>> Begin SUPPLIED DATA

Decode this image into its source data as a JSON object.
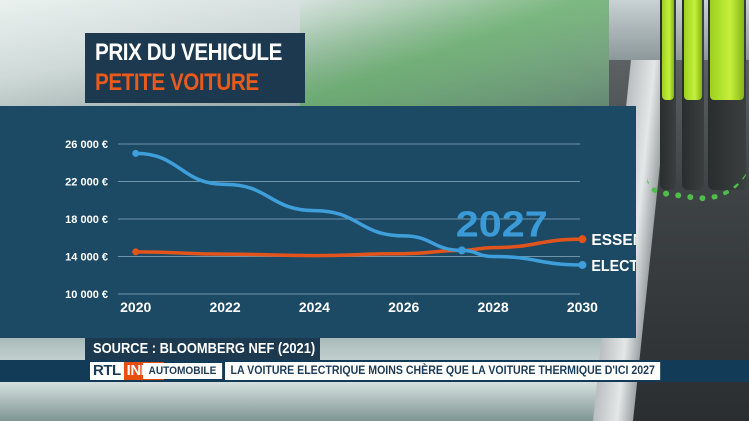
{
  "title": {
    "line1": "PRIX  DU VEHICULE",
    "line2": "PETITE VOITURE"
  },
  "source": "SOURCE : BLOOMBERG NEF (2021)",
  "ticker": {
    "logo_rtl": "RTL",
    "logo_info": "INFO",
    "category": "AUTOMOBILE",
    "headline": "LA VOITURE ELECTRIQUE MOINS CHÈRE QUE LA VOITURE THERMIQUE D'ICI 2027"
  },
  "colors": {
    "essence": "#e3541c",
    "electrique": "#3f9fdb",
    "highlight": "#3a9bd8",
    "grid": "#6f93a8"
  },
  "chart_data": {
    "type": "line",
    "title": "PRIX DU VEHICULE PETITE VOITURE",
    "xlabel": "",
    "ylabel": "",
    "x_ticks": [
      2020,
      2022,
      2024,
      2026,
      2028,
      2030
    ],
    "y_ticks": [
      10000,
      14000,
      18000,
      22000,
      26000
    ],
    "y_tick_labels": [
      "10 000 €",
      "14 000 €",
      "18 000 €",
      "22 000 €",
      "26 000 €"
    ],
    "xlim": [
      2019.2,
      2031.2
    ],
    "ylim": [
      10000,
      26000
    ],
    "grid": true,
    "series": [
      {
        "name": "ESSENCE",
        "x": [
          2020,
          2022,
          2024,
          2026,
          2027.3,
          2028,
          2030
        ],
        "values": [
          14500,
          14250,
          14100,
          14300,
          14650,
          14950,
          15850
        ]
      },
      {
        "name": "ELECTRIQUE",
        "x": [
          2020,
          2022,
          2024,
          2026,
          2027.3,
          2028,
          2030
        ],
        "values": [
          25000,
          21700,
          18900,
          16200,
          14650,
          14000,
          13100
        ]
      }
    ],
    "annotation": {
      "text": "2027",
      "x": 2027.3,
      "y": 14650
    }
  }
}
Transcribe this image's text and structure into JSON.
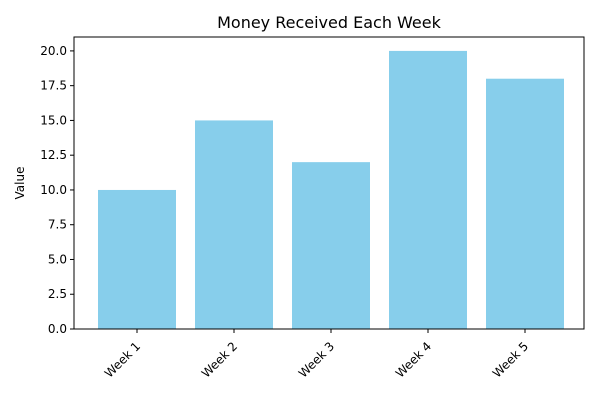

>> End SUPPLIED DATA

WHAT TO PRODUCE:
Look through the entries above. Extract each line with the word "source".

ANSWER FOR THIS EXERCISE:
Decode this image into its source data as a JSON object.
  "source": "SOURCE : BLOOMBERG NEF (2021)",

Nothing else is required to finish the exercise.